Aim 1 »
Answer these questions about the review of Surfacing.
(a) Which song on the album is the second one?
(b) According to the review, what does the pulsing guitar feedback in "Sweet Surrender" at first sound like?
(c) Which earlier album is "Adia" described as a throwback to?

-- Start of Excerpted passage --

Surfacing wastes no time pretending, even thinly, to be an amiable pop record. "I Love You", the second song, is atmospheric and eerily precise, Sarah's high, breathy melody mercilessly compressed and equalized to emphasize the clicks at the ends of words, not eliminate them. The text starts out on sentimental ground, "I have a smile stretched from ear to ear / To see you walking down the road", and as the song weaves an enticing island metaphor around the narrator's love, it seems like Sarah's between-albums marriage to Sood may have finally seeped into her lyrics. It's a setup, though, as the subject of the narrator's devotion ruins the scene by walking away, and the narrator is left lamenting her inability to produce the right words to express herself, even though, unusually for a song of this form, she's actually come up with some excellent ones. The gentle acoustic guitar solo, which would have been a theme for contended rapture if the song had stayed on course, is incongruous and disturbing by the time it arrives, as it sounds peaceful, but I can't figure out what peace in the narrator's mind it could be reflecting, unless it's complete resignation. "Sweet Surrender", in fact, pursues this notion further, wrapping a simmering mid-tempo strut, with pulsing guitar feedback (which, it might be useful to know if you're going to play this for the first time in the car, at first sounds like distant automobile horns) and acoustic guitar reverb that breathes in and out ominously, around the idea that words aren't the point, after all, and that "Sweet surrender is all I have to give". This would be more devout and platitudinal, however, if the chorus didn't end on the worried "I only hope that I don't disappoint you / When I'm down here on my knees", to me a justifiable fear. Surrender may be sweet, but who worth surrendering to would want or accept it? If surrender really is all you have to give, how are you different from any other desperate, lonely soul. Or maybe this is exactly her point, and my obtuse insistence on searching for someone with a complementary personality, rather than simply a complementary exasperation with the search or a corresponding awareness of mortality, explains why I'm still single.
"Adia", musically, with its piano, dry drums and plainly-delivered, slightly Joni-Mitchell-ish vocals, is a bit of a throwback to The Freedom Sessions, largely free from Sarah and Pierre's usual textural manipulations. The lyrics begin forebodingly: "Adia I do believe I've failed you, / Adia I know I've let you down / Don't you know I tried so hard to love you in my way? / It's easy letting go." If "I Love You", which began with a helpless grin, ended up close to suicidal, I'm scared to see what depths a song that begins this unraveled can plunge to. Fittingly, though, this one reverses the album's emotional curve, and although the song doesn't actually find a path all the way to reconciliation, its chorus, "We are born innocent: / Believe me, Adia, we are still innocent", does offer the consoling hope that a new beginning is always possible, no matter how much has happened. But "Do What You Have to Do", a somber piano ballad accompanied only by spare acoustic bass and a few unobtrusive cymbals (and reminding me, especially in the chorus, of Cyndi Lauper's "Sally's Pigeons"), is an odd choice to come next, "Aida"'s upswell of energy bleeding away through open hands that make no attempt to hold it. The storyline is grim, again, the narrator drawn to her love by the same unopposable fate that pulls him away. This time, however, she seems to derive some sustenance from the inevitability of the rejection, and in her admission, "I have the sense to recognize / That I don't know how to let you go", I hear a form of resignation that carries the seeds of self-possession, like her refusal to let go is a function of her desires, not something that he controls, even implicitly. And where the sweetness of surrender doesn't move me, something about the power of voluntary futility resonates.

-- End of Excerpted passage --
-- Start of Recorded information --

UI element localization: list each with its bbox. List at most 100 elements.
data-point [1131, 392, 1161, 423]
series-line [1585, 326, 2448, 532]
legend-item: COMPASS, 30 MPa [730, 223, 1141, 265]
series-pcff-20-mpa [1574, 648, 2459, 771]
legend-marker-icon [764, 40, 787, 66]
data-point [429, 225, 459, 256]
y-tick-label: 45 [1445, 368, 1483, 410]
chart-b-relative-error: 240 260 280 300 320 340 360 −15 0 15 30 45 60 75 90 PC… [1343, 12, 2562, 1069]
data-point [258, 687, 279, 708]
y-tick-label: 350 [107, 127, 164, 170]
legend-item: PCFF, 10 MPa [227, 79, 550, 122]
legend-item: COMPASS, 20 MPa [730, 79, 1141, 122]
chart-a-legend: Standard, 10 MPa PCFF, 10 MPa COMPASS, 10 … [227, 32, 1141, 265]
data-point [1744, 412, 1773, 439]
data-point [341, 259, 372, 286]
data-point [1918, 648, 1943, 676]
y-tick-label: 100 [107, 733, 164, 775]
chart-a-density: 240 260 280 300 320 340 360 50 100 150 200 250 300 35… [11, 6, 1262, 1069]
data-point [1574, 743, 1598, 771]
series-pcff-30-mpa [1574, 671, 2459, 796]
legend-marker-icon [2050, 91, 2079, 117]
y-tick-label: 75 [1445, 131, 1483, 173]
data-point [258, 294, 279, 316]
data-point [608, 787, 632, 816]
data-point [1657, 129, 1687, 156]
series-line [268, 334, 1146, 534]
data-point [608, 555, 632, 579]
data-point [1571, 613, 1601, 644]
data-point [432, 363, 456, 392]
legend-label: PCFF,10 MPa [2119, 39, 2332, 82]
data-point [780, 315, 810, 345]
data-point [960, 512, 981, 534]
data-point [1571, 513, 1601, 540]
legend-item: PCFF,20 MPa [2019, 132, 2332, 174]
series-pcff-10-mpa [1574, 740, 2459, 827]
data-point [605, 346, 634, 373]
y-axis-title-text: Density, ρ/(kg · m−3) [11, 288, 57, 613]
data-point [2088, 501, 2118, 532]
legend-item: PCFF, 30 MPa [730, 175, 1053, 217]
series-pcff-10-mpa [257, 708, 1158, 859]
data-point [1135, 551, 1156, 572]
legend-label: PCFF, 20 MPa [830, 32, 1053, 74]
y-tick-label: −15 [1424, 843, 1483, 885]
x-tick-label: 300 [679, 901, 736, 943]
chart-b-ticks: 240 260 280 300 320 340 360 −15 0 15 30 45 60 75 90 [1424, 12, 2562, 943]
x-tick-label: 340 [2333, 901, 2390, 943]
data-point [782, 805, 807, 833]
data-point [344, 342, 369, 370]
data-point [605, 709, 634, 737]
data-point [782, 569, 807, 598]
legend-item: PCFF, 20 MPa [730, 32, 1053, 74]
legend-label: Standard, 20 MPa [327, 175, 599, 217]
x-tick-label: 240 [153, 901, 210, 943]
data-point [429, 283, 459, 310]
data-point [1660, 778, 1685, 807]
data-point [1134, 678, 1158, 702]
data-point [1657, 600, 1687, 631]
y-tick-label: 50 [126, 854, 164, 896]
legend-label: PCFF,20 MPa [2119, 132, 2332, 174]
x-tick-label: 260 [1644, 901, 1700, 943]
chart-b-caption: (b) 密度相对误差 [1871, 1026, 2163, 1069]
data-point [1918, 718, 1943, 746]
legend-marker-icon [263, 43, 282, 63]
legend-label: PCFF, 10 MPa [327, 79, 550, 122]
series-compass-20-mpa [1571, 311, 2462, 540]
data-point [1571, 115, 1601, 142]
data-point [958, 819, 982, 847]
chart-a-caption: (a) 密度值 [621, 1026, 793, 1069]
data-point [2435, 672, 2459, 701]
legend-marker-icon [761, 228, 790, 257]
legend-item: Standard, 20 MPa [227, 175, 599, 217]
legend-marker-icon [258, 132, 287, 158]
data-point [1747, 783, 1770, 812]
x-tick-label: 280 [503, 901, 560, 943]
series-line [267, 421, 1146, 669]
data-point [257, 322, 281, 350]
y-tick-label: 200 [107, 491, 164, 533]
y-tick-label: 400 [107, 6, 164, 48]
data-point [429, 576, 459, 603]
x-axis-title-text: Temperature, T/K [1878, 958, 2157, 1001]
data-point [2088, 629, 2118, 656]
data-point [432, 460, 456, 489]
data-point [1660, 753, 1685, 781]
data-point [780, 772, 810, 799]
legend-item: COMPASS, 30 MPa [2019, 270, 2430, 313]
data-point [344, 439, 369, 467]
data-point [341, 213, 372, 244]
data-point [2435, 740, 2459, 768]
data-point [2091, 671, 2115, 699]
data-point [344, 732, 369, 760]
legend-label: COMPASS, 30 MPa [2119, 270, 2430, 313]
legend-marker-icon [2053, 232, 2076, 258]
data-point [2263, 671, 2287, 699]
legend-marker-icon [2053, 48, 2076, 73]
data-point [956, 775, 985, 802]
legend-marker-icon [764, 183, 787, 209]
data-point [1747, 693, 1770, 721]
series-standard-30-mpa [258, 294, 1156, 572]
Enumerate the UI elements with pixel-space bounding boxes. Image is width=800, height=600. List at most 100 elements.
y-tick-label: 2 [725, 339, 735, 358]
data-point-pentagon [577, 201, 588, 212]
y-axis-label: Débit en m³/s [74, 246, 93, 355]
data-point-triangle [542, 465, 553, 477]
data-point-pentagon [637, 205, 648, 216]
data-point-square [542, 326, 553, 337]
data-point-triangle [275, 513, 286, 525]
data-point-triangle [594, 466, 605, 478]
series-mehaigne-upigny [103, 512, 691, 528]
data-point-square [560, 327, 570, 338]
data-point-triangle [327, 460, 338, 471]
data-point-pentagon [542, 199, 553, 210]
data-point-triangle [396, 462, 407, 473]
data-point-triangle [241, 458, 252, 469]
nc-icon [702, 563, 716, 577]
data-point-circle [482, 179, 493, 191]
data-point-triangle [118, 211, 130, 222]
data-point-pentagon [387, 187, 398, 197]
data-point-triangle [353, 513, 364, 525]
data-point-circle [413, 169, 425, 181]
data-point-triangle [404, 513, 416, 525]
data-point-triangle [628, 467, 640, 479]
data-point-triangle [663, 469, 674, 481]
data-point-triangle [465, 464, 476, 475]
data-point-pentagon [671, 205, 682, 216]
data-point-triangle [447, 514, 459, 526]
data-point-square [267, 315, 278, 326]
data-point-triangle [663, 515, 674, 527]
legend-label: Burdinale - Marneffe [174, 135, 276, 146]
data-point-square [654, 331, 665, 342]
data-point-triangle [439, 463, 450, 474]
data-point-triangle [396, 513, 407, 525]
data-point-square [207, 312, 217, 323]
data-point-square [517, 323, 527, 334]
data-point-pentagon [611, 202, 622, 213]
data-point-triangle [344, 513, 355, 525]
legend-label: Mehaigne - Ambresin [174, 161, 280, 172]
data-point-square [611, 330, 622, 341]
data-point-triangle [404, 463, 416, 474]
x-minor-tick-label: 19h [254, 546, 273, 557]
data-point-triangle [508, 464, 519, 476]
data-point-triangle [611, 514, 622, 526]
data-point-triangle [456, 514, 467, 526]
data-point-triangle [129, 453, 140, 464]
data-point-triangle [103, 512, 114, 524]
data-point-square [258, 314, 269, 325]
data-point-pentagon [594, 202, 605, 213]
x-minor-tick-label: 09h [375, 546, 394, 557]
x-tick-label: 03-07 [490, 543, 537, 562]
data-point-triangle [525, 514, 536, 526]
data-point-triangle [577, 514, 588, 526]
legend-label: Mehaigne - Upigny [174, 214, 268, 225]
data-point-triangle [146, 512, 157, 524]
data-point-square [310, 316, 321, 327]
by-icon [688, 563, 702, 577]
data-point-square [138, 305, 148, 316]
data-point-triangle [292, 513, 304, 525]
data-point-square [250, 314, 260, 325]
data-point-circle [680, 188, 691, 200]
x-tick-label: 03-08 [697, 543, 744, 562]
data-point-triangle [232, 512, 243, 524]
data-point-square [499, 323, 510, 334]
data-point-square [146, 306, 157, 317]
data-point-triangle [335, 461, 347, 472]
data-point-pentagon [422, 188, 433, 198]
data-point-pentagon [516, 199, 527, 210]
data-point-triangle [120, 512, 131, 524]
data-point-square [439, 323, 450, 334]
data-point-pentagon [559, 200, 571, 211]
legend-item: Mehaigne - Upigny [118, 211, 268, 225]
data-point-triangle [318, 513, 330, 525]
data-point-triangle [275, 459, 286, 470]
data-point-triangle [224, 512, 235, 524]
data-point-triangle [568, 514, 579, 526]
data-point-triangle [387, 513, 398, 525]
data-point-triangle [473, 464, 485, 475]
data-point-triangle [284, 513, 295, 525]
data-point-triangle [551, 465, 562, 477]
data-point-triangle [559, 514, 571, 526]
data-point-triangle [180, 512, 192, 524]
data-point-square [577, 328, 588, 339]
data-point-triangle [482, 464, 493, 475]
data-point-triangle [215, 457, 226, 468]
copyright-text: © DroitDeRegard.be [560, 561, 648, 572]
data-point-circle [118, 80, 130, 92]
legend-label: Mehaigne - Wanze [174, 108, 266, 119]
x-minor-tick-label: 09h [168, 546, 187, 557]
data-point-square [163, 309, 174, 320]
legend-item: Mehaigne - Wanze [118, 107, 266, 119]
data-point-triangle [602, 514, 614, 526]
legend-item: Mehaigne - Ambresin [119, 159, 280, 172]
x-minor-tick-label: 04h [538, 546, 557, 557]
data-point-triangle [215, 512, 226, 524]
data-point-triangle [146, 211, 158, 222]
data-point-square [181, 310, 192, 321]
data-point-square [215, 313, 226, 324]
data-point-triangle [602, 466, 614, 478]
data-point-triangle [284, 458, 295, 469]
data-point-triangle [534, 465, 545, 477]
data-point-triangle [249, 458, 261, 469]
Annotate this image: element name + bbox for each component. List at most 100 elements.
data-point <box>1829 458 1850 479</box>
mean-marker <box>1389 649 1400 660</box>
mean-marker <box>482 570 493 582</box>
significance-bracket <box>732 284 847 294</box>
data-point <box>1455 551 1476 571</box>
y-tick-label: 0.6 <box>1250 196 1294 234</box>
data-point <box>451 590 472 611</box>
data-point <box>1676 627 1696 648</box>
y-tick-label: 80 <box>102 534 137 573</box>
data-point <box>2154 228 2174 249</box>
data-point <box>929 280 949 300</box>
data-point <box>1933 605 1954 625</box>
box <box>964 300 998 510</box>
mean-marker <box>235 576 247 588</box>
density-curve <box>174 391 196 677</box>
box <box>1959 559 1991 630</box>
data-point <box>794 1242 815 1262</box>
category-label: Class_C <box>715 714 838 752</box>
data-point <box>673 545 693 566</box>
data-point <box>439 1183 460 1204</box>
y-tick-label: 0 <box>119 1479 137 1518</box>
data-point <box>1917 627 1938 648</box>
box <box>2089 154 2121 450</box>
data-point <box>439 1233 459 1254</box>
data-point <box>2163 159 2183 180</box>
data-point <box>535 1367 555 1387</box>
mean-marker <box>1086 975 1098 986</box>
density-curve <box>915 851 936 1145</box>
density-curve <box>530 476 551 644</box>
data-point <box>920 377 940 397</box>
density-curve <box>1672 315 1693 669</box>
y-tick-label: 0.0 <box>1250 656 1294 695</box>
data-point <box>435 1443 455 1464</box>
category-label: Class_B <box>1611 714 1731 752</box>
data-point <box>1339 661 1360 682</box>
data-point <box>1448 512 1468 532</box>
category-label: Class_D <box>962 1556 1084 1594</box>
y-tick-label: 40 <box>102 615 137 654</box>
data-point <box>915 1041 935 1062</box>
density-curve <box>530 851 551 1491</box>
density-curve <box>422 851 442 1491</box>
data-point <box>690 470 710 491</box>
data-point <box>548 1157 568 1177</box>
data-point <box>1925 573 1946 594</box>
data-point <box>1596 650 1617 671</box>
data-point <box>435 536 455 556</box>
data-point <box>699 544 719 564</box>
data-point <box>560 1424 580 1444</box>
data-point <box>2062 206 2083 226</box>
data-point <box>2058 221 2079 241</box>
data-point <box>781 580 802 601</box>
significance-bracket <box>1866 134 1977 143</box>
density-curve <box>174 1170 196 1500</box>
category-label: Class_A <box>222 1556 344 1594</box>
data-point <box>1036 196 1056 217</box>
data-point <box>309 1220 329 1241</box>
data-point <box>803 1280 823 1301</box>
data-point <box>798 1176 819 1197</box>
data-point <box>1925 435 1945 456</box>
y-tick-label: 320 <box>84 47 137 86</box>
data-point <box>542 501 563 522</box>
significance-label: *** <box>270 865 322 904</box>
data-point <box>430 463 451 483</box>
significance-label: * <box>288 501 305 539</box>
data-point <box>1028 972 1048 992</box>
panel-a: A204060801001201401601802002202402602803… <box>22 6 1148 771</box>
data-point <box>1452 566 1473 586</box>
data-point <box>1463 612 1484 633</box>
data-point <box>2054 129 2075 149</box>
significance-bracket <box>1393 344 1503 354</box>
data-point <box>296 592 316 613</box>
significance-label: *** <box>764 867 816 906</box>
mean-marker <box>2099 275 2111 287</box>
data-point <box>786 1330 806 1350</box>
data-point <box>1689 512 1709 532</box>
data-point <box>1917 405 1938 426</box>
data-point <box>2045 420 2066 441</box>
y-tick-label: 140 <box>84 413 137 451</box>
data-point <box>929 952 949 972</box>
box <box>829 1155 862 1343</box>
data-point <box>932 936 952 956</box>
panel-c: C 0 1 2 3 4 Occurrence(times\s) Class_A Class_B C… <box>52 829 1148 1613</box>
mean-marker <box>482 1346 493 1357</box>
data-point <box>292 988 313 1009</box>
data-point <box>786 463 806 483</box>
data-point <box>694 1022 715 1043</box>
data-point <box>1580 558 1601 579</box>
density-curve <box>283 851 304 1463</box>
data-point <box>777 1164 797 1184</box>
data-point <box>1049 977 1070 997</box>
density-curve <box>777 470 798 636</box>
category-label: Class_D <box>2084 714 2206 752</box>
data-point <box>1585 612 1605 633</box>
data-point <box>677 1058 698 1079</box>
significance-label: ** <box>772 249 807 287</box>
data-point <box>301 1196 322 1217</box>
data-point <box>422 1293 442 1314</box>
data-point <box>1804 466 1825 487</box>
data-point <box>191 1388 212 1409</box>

-- End of Recorded information --

Aim 2 »
Transcribe the records without any changes, from their first line through the line that contains "data-point [432, 363, 456, 392]", both included.

Task solution 1 »
(a) "I Love You"
(b) Distant automobile horns
(c) The Freedom Sessions

Task solution 2 »
UI element localization: list each with its bbox. List at most 100 elements.
data-point [1131, 392, 1161, 423]
series-line [1585, 326, 2448, 532]
legend-item: COMPASS, 30 MPa [730, 223, 1141, 265]
series-pcff-20-mpa [1574, 648, 2459, 771]
legend-marker-icon [764, 40, 787, 66]
data-point [429, 225, 459, 256]
y-tick-label: 45 [1445, 368, 1483, 410]
chart-b-relative-error: 240 260 280 300 320 340 360 −15 0 15 30 45 60 75 90 PC… [1343, 12, 2562, 1069]
data-point [258, 687, 279, 708]
y-tick-label: 350 [107, 127, 164, 170]
legend-item: PCFF, 10 MPa [227, 79, 550, 122]
legend-item: COMPASS, 20 MPa [730, 79, 1141, 122]
chart-a-legend: Standard, 10 MPa PCFF, 10 MPa COMPASS, 10 … [227, 32, 1141, 265]
data-point [1744, 412, 1773, 439]
data-point [341, 259, 372, 286]
data-point [1918, 648, 1943, 676]
y-tick-label: 100 [107, 733, 164, 775]
chart-a-density: 240 260 280 300 320 340 360 50 100 150 200 250 300 35… [11, 6, 1262, 1069]
data-point [1574, 743, 1598, 771]
series-pcff-30-mpa [1574, 671, 2459, 796]
legend-marker-icon [2050, 91, 2079, 117]
y-tick-label: 75 [1445, 131, 1483, 173]
data-point [258, 294, 279, 316]
data-point [608, 787, 632, 816]
data-point [1657, 129, 1687, 156]
series-line [268, 334, 1146, 534]
data-point [608, 555, 632, 579]
data-point [1571, 613, 1601, 644]
data-point [432, 363, 456, 392]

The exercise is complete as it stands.